EXERCISE BRIEF: Which lines hold the string "رسول"? Copy every one of them.

[Dataset entries]
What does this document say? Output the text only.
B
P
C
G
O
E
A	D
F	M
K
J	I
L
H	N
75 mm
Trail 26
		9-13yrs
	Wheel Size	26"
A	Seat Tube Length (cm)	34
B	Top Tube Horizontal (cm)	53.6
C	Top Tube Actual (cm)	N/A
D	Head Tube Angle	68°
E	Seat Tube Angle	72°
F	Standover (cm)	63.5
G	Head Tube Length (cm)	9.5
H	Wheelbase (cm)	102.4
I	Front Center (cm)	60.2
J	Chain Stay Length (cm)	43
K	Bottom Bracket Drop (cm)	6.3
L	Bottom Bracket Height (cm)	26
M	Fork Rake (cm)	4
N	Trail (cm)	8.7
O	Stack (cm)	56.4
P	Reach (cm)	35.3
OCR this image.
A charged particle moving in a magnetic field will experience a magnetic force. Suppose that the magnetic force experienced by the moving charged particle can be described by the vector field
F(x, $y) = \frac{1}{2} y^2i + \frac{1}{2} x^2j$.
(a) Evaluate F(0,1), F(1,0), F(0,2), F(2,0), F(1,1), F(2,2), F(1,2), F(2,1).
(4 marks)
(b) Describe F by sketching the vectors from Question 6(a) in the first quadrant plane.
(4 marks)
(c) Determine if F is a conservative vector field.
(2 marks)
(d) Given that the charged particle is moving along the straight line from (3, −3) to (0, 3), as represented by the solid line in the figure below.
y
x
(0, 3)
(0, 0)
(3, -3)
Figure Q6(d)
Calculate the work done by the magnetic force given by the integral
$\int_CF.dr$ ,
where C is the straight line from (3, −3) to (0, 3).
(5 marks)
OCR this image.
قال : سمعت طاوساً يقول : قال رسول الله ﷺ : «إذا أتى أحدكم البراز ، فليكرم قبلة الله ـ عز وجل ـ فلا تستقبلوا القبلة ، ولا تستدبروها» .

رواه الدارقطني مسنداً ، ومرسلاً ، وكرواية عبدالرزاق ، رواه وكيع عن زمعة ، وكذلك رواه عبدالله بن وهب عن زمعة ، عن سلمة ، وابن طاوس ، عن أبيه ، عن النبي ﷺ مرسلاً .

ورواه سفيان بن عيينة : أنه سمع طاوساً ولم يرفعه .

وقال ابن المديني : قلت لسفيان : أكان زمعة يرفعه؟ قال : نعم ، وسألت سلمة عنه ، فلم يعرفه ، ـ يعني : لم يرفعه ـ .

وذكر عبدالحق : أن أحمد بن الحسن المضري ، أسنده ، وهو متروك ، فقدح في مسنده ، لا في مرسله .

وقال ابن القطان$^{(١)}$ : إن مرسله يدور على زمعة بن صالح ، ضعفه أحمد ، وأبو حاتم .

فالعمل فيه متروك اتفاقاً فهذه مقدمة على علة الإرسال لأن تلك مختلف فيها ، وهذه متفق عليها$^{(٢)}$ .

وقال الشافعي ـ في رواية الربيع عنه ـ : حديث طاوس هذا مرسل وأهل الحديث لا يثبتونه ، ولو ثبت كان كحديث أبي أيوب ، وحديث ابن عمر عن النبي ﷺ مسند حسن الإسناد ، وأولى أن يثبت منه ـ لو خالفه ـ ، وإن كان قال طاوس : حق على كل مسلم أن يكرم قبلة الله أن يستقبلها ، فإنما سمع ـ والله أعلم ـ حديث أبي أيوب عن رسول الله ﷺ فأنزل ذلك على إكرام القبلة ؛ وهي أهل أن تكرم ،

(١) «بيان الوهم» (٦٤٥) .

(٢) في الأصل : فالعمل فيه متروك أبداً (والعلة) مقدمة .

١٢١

COMPLETE RESPONSE:
قال : سمعت طاوساً يقول : قال رسول الله ﷺ : «إذا أتى أحدكم البراز ، فليكرم قبلة الله ـ عز وجل ـ فلا تستقبلوا القبلة ، ولا تستدبروها» .
وقال الشافعي ـ في رواية الربيع عنه ـ : حديث طاوس هذا مرسل وأهل الحديث لا يثبتونه ، ولو ثبت كان كحديث أبي أيوب ، وحديث ابن عمر عن النبي ﷺ مسند حسن الإسناد ، وأولى أن يثبت منه ـ لو خالفه ـ ، وإن كان قال طاوس : حق على كل مسلم أن يكرم قبلة الله أن يستقبلها ، فإنما سمع ـ والله أعلم ـ حديث أبي أيوب عن رسول الله ﷺ فأنزل ذلك على إكرام القبلة ؛ وهي أهل أن تكرم ،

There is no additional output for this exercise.